Write only the number of lines holding the string "Cancellation".
::::::::
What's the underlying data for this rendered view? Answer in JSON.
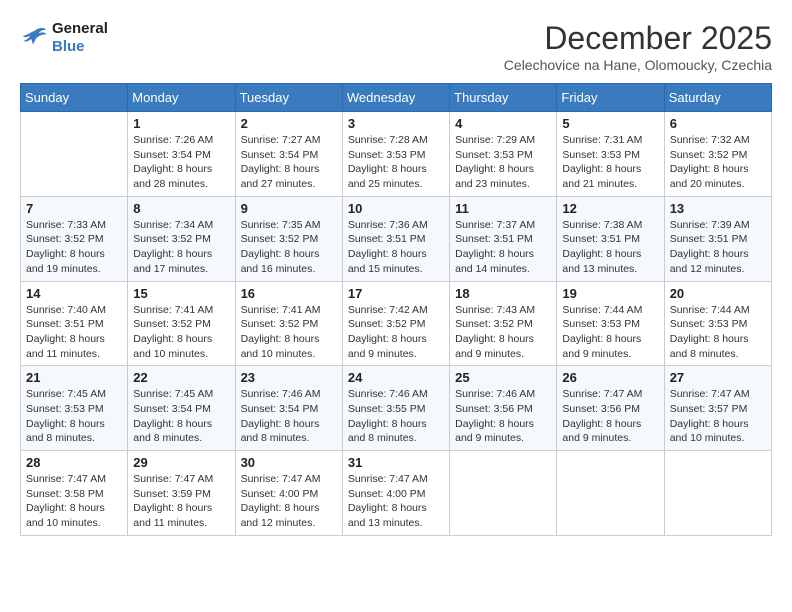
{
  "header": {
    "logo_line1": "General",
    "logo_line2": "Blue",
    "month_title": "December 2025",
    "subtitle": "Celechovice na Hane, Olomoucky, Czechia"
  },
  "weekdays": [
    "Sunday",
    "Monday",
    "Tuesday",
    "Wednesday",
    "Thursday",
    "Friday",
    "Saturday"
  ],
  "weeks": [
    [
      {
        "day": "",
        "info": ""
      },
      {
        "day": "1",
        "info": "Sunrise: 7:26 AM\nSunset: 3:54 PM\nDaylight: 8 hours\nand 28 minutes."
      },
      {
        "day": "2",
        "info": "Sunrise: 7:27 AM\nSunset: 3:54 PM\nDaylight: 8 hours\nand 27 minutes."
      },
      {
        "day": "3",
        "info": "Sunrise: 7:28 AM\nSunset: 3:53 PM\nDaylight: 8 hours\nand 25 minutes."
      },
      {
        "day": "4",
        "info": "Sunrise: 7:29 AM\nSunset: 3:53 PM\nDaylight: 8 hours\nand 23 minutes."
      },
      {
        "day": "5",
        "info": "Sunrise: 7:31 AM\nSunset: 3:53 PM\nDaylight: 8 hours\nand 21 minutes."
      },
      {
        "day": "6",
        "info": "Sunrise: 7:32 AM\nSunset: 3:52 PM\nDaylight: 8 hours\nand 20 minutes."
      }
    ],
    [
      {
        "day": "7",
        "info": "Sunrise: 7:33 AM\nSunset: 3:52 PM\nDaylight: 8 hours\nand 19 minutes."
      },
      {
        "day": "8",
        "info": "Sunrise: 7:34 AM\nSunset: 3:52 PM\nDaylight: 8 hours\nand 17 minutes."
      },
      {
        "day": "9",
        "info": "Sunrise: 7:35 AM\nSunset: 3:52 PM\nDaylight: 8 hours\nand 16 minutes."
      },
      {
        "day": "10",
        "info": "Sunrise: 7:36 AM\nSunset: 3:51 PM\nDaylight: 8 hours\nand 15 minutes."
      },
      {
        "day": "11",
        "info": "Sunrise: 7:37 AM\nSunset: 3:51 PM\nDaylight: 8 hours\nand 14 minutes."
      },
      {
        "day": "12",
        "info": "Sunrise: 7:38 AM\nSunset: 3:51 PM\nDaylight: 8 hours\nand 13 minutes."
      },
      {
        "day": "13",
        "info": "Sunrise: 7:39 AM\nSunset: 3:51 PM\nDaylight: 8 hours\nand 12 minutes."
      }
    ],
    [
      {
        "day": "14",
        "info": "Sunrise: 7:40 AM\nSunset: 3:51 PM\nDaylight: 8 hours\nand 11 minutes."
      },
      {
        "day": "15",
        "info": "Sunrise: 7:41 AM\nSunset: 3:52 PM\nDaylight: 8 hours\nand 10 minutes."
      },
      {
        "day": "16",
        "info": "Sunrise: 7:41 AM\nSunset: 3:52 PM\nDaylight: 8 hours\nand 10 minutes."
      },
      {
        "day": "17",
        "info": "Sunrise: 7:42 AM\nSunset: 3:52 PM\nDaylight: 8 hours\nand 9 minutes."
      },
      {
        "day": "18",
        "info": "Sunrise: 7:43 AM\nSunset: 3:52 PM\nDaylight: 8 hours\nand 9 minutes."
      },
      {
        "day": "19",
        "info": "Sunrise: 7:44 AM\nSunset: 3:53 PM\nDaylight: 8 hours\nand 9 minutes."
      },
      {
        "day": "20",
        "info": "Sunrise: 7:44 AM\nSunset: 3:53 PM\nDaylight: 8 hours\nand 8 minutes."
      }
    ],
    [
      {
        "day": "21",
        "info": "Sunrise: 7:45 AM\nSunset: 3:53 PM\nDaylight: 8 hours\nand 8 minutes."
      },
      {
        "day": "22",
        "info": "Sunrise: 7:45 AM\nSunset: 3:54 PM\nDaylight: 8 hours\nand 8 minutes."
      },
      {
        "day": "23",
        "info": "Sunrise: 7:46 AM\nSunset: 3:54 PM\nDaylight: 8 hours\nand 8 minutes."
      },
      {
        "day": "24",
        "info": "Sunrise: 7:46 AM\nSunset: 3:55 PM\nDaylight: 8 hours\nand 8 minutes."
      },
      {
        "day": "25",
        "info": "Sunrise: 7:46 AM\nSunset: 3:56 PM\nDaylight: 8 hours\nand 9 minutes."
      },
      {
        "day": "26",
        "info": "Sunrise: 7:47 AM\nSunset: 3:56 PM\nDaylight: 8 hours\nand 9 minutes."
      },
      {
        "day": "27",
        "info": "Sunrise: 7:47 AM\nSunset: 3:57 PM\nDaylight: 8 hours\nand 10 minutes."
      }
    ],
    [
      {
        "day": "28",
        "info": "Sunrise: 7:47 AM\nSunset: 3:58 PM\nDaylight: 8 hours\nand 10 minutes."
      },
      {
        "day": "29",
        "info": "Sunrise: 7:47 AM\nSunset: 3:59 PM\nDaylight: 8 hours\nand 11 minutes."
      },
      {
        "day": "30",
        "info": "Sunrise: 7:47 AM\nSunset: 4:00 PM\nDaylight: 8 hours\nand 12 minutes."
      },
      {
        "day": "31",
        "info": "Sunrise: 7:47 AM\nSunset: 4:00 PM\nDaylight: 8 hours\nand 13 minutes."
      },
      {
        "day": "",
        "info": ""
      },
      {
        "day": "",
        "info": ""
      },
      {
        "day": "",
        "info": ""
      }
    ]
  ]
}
::::::::
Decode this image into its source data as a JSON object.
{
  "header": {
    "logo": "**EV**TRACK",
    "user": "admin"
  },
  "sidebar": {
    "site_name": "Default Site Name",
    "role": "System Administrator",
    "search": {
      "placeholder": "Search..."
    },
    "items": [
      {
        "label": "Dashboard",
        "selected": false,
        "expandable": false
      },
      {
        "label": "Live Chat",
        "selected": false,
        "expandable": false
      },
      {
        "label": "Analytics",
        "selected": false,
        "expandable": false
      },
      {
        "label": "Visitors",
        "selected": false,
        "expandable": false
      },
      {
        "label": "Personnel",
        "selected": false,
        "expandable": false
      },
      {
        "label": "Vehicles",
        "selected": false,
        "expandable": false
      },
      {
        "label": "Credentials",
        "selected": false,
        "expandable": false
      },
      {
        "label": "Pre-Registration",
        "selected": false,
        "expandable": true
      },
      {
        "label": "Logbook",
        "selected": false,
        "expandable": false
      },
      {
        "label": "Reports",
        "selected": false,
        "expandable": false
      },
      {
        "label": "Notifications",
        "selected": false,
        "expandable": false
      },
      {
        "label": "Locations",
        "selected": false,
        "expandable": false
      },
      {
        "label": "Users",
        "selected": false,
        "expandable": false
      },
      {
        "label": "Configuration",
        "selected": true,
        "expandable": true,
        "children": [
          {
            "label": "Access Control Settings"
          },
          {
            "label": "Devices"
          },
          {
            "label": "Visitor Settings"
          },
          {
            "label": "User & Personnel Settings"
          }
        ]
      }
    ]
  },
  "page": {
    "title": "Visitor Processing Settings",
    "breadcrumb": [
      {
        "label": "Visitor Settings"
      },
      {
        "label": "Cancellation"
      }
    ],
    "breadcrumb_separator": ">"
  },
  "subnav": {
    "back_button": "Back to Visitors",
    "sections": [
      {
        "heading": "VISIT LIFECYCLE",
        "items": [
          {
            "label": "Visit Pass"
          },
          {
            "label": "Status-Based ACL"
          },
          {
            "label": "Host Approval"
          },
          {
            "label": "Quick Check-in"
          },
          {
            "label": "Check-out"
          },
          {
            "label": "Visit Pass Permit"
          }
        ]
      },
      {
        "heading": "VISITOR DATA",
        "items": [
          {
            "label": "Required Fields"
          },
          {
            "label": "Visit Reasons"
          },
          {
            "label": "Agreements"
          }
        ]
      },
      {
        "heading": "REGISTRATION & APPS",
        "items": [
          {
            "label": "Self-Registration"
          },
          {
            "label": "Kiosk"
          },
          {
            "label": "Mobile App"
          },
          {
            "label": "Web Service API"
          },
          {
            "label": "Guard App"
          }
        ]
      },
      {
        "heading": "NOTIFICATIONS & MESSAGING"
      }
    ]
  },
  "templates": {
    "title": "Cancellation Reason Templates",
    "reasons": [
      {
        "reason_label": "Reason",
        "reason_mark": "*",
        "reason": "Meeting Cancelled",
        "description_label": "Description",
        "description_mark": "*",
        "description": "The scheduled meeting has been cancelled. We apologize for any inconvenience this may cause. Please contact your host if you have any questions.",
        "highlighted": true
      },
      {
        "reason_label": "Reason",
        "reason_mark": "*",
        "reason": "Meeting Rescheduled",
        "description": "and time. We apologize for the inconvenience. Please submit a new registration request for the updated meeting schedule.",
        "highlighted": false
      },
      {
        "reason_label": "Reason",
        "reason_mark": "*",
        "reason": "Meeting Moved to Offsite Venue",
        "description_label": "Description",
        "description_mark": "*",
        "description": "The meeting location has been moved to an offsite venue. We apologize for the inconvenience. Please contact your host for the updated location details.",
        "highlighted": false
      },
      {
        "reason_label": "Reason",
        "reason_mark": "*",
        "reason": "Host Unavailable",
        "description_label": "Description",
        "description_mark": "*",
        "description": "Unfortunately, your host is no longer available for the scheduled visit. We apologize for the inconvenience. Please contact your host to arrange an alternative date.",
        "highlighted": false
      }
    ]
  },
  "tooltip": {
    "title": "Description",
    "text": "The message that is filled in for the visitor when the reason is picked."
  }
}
::::::::
TASK SOLUTION - 2